• **THE EXERCISE**: Locate all lines in the data below that hold "http" and show them.

━━ WORKING DATA

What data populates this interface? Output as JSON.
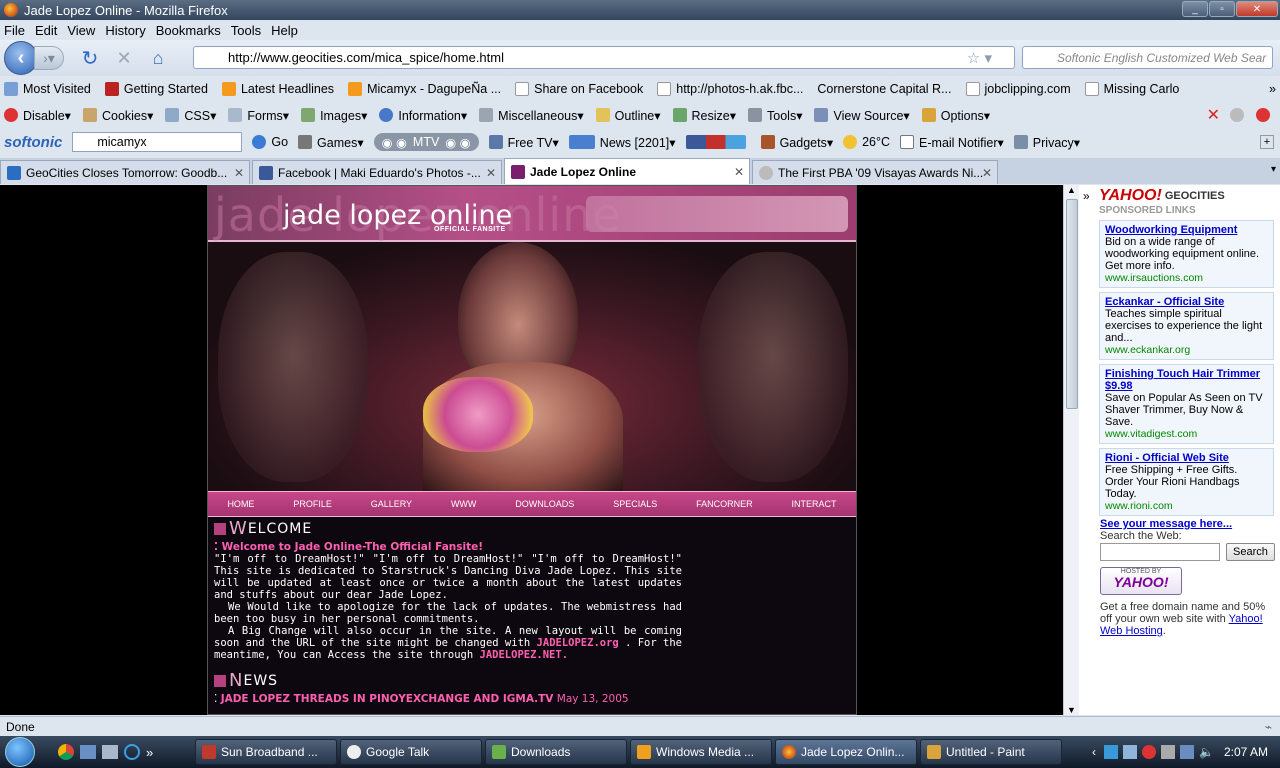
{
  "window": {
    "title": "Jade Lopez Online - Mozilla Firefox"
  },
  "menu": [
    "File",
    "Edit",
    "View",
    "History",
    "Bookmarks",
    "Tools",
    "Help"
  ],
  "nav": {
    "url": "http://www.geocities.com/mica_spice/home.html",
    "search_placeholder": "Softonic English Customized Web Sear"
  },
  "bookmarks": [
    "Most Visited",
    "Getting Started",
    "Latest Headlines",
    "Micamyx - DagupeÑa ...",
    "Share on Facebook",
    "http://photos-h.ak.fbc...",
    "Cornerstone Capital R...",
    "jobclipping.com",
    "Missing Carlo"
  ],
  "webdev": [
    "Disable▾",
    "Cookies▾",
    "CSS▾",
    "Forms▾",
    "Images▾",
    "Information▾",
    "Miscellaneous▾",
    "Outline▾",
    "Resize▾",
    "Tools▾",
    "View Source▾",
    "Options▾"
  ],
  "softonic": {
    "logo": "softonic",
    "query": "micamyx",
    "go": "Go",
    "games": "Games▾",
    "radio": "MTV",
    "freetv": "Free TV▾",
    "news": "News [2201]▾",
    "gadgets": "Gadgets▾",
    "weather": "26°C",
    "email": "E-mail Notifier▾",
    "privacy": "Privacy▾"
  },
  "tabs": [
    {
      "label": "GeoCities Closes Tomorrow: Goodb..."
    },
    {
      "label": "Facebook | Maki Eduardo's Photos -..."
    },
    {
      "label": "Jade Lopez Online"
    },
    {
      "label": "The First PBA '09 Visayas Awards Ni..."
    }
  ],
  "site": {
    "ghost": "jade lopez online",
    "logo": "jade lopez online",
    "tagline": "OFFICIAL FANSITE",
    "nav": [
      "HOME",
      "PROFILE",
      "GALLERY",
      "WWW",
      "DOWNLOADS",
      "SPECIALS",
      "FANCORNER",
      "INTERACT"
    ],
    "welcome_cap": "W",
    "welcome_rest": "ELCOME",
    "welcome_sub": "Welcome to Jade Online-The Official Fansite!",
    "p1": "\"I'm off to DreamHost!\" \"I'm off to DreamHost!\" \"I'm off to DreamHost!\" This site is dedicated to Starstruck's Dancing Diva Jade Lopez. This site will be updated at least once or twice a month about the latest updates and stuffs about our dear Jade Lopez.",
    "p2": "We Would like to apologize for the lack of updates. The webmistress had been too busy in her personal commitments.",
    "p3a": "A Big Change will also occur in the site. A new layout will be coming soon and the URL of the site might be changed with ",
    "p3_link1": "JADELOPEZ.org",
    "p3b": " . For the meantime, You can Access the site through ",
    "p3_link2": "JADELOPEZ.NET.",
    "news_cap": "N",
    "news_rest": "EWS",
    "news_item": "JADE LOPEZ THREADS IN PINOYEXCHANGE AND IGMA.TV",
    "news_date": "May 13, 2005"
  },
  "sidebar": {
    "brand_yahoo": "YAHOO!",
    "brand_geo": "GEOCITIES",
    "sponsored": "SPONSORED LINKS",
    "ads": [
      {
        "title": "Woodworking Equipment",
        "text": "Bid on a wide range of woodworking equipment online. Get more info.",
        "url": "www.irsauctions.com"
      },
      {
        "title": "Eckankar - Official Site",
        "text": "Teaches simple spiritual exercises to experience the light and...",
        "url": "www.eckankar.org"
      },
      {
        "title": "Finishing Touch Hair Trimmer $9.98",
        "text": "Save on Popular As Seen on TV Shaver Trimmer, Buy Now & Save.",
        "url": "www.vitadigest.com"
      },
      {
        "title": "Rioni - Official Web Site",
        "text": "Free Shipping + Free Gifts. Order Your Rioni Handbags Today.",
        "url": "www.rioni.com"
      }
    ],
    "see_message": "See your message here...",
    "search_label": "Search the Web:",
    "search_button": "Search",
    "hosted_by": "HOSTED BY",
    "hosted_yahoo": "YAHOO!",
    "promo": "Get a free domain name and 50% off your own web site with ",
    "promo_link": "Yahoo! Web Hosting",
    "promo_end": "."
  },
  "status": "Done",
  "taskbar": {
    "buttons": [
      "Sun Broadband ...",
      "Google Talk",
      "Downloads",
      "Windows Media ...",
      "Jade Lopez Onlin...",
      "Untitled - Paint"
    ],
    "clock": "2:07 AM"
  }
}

━━━━
━━ WORKING DATA

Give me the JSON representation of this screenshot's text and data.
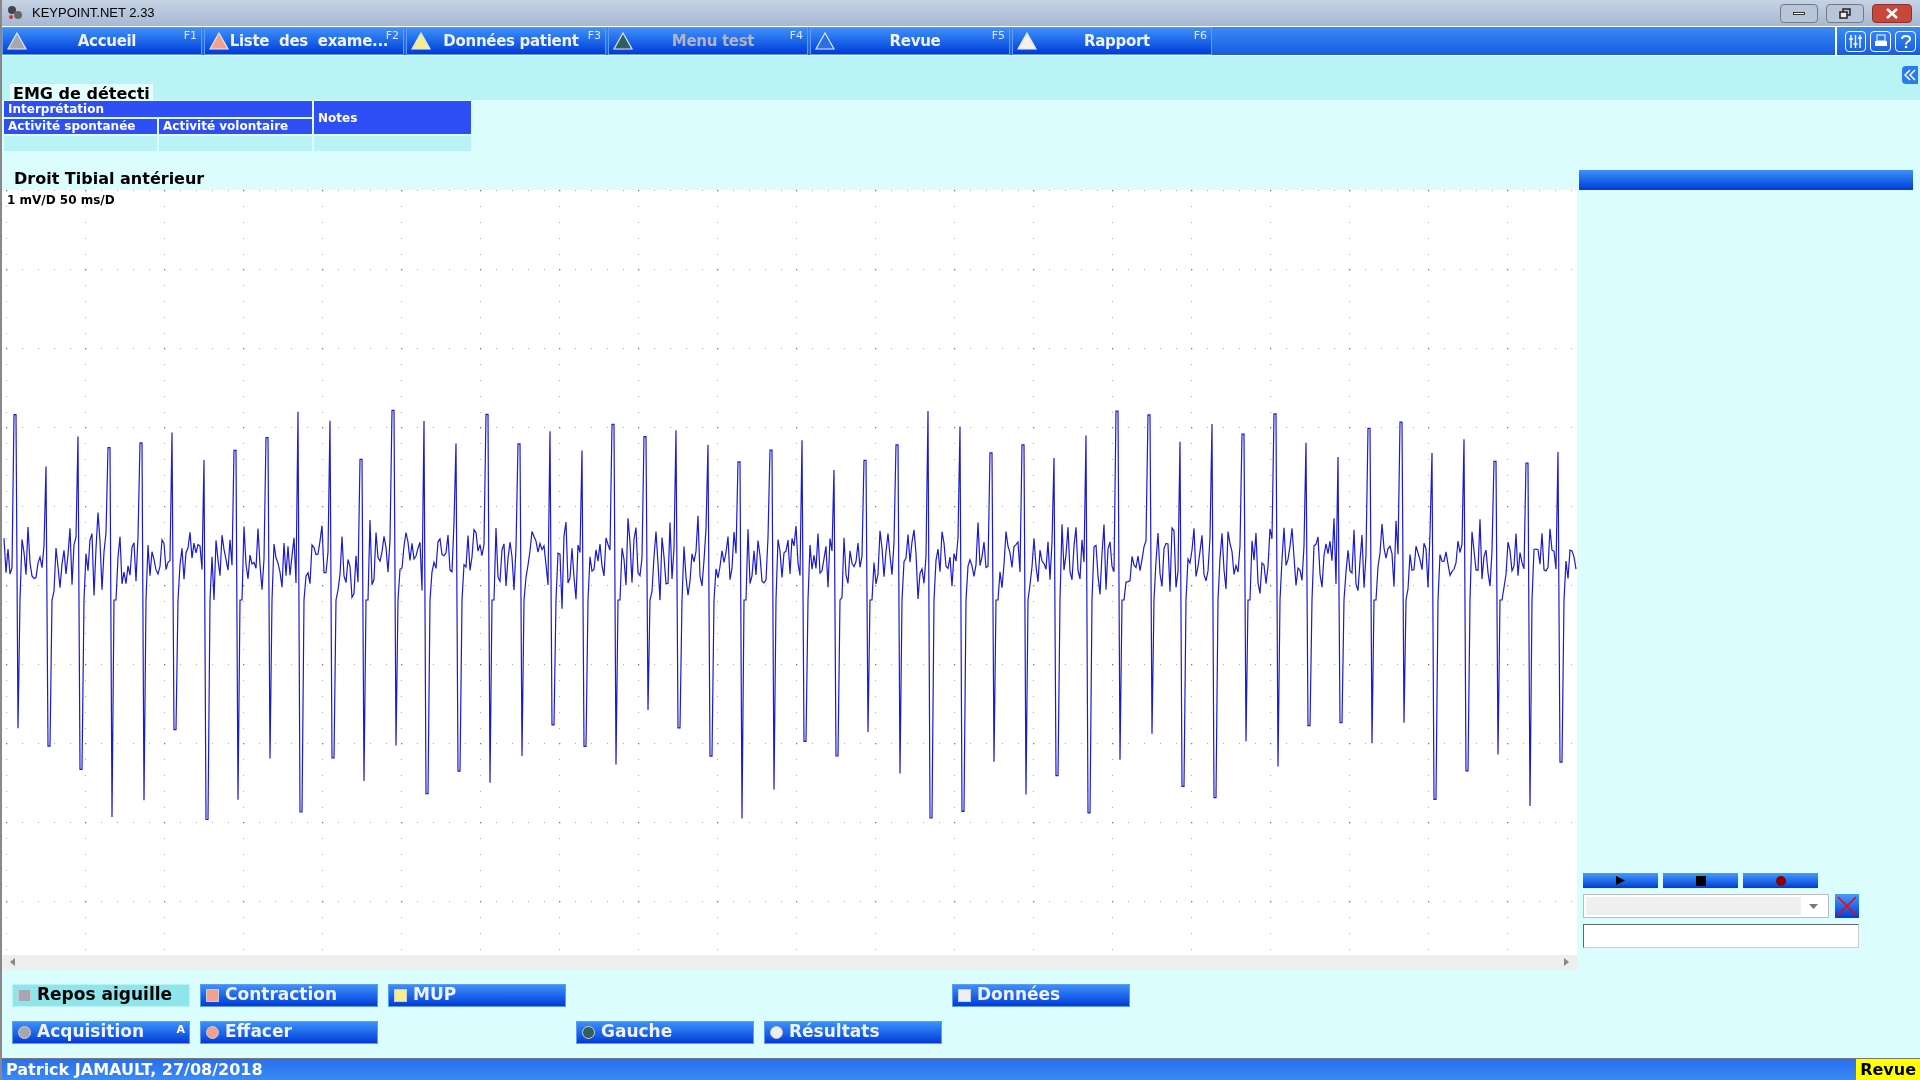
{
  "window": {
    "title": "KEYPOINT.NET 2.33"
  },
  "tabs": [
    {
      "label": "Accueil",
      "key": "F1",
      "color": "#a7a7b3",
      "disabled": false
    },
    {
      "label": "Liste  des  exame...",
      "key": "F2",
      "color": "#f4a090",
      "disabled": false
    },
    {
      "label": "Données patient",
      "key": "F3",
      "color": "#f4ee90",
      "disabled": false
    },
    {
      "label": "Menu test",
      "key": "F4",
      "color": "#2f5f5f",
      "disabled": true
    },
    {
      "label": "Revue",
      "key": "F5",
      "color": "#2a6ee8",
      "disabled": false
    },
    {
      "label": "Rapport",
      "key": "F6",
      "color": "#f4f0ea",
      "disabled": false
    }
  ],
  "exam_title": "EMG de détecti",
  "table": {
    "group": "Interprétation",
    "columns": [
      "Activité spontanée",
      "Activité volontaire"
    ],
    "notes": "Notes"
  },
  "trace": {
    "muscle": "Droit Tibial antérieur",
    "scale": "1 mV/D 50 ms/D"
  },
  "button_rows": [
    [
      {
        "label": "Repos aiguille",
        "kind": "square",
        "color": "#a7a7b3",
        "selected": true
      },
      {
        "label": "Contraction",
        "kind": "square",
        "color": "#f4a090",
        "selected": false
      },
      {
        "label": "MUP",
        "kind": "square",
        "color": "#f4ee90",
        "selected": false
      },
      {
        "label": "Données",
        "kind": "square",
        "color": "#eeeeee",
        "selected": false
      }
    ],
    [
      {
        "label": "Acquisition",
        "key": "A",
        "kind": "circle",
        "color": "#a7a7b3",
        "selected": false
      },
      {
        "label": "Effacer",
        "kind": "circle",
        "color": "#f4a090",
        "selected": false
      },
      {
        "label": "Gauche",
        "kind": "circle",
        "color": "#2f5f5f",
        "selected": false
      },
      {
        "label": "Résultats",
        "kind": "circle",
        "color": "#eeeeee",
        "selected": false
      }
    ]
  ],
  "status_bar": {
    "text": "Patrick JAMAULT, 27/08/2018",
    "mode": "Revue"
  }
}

━━━━

• **COMPLETED TASK**:
    "url": "http://www.geocities.com/mica_spice/home.html",
    "http://photos-h.ak.fbc...",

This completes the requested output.